Start of Data for this exercise
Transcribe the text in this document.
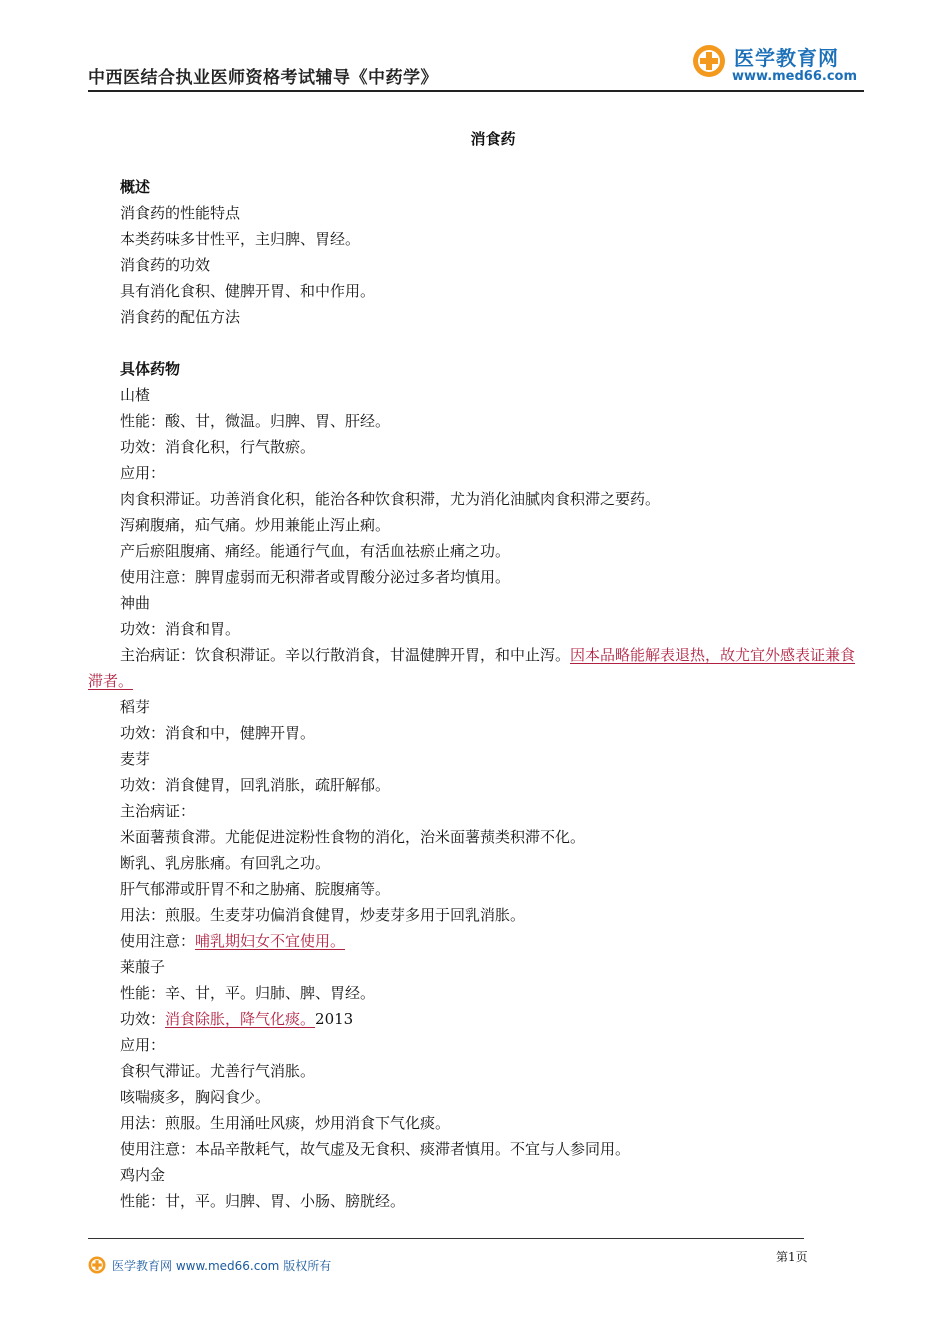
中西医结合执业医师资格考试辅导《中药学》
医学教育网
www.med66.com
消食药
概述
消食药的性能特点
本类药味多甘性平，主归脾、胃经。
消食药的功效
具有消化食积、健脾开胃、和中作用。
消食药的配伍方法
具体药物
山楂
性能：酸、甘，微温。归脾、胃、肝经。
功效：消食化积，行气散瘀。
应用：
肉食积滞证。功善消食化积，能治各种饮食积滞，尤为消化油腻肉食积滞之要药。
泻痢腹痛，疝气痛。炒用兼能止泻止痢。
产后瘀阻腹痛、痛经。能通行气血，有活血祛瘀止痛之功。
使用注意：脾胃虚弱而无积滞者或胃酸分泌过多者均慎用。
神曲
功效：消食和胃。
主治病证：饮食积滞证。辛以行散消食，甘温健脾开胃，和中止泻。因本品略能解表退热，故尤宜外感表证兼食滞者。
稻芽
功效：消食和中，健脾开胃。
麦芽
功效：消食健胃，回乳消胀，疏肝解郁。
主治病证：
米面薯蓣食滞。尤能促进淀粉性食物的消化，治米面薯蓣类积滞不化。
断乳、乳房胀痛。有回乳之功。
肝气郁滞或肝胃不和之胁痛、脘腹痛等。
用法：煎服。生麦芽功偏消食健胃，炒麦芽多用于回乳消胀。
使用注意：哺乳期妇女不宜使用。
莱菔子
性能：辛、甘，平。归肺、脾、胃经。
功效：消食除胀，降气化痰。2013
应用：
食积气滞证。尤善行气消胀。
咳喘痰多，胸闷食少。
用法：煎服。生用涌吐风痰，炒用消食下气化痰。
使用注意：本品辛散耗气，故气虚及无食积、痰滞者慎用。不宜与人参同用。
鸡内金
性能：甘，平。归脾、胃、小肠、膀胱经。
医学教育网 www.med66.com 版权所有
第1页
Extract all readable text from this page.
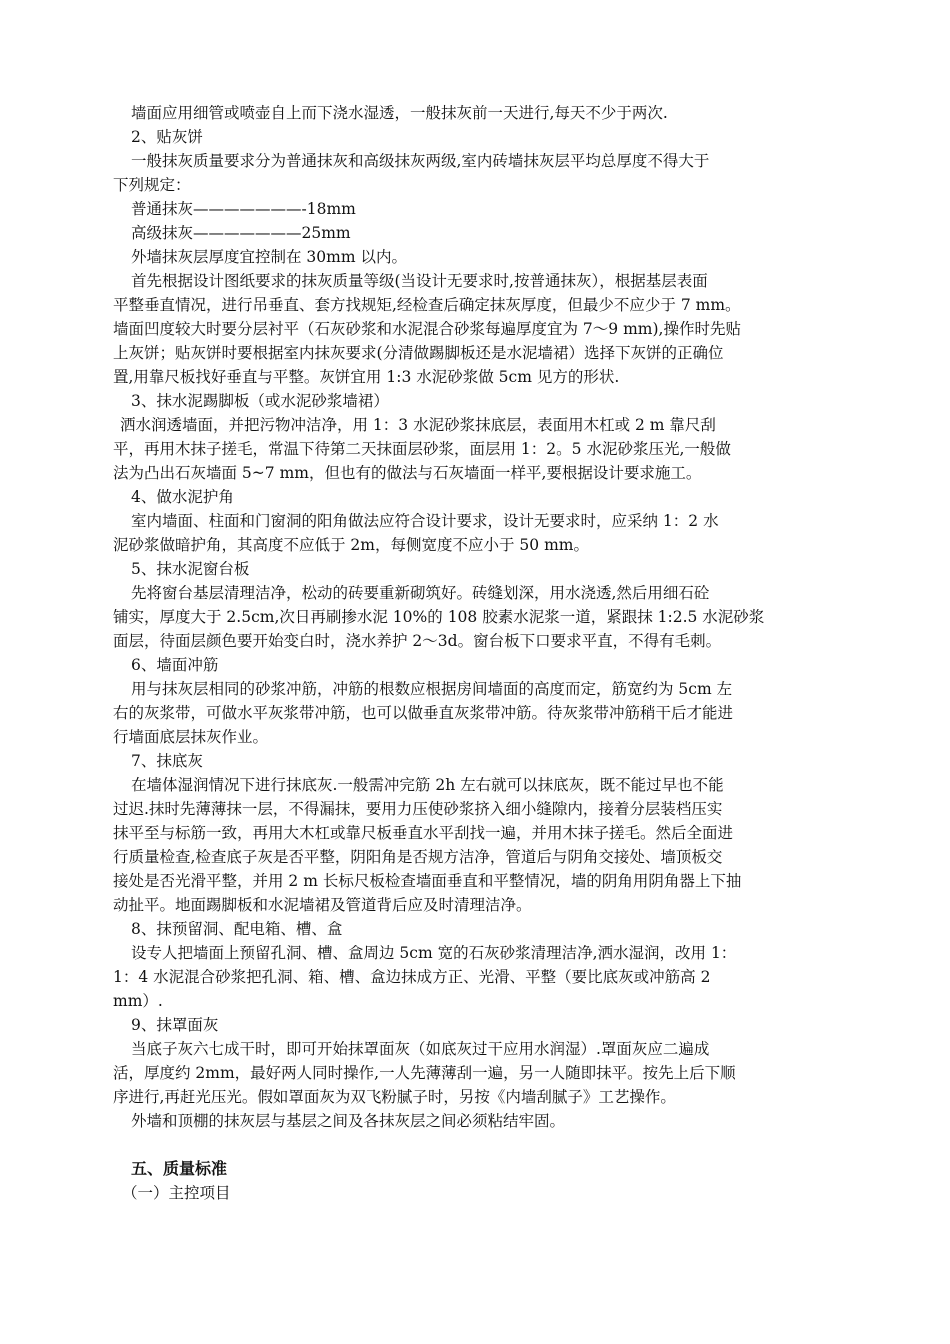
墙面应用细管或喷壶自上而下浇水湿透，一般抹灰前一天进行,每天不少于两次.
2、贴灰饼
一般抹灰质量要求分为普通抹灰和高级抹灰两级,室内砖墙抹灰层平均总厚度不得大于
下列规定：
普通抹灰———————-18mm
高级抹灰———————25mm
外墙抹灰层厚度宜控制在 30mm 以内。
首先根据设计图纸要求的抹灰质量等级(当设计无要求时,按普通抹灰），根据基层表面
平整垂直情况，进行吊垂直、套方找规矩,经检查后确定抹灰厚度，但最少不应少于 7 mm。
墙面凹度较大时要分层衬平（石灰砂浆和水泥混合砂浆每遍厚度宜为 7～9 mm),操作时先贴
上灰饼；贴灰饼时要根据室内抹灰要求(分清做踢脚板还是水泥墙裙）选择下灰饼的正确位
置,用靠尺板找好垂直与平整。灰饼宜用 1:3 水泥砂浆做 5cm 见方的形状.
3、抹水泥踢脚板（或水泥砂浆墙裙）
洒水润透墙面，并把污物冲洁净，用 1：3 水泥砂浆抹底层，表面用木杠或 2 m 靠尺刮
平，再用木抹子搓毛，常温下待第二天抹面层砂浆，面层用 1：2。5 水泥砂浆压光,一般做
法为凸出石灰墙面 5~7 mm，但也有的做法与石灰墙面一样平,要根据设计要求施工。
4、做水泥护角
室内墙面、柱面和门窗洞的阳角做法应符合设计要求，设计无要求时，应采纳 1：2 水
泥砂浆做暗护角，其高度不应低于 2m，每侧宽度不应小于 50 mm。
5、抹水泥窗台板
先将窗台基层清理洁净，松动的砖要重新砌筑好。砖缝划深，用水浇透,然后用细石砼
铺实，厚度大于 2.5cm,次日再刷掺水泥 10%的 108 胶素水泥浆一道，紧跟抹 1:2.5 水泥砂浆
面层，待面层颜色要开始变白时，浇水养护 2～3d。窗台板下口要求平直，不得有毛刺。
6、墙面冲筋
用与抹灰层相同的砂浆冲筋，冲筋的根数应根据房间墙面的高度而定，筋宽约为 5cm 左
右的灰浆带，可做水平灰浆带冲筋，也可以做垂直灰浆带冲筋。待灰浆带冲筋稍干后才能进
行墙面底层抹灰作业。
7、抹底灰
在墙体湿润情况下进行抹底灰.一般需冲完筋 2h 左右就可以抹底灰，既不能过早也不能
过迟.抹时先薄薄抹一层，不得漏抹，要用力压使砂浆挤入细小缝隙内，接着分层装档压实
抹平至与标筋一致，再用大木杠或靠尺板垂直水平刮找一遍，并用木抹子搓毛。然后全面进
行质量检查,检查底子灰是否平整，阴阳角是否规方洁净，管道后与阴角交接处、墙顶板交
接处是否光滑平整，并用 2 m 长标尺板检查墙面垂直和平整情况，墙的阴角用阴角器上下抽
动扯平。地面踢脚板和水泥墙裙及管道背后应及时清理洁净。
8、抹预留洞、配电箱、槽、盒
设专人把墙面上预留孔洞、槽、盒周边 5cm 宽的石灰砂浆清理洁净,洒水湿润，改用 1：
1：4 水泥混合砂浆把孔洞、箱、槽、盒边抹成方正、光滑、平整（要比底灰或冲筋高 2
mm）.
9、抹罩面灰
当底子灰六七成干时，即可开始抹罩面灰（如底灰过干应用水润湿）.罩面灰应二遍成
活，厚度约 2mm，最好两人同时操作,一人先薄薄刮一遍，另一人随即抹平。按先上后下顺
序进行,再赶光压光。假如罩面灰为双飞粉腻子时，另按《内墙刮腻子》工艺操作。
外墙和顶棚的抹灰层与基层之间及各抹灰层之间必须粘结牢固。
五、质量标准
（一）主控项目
End of Data for this exercise
**Challenge**
Using the records above, pull out each line where the word "使用注意" occurs.

**Task solution**
使用注意：脾胃虚弱而无积滞者或胃酸分泌过多者均慎用。
使用注意：哺乳期妇女不宜使用。
使用注意：本品辛散耗气，故气虚及无食积、痰滞者慎用。不宜与人参同用。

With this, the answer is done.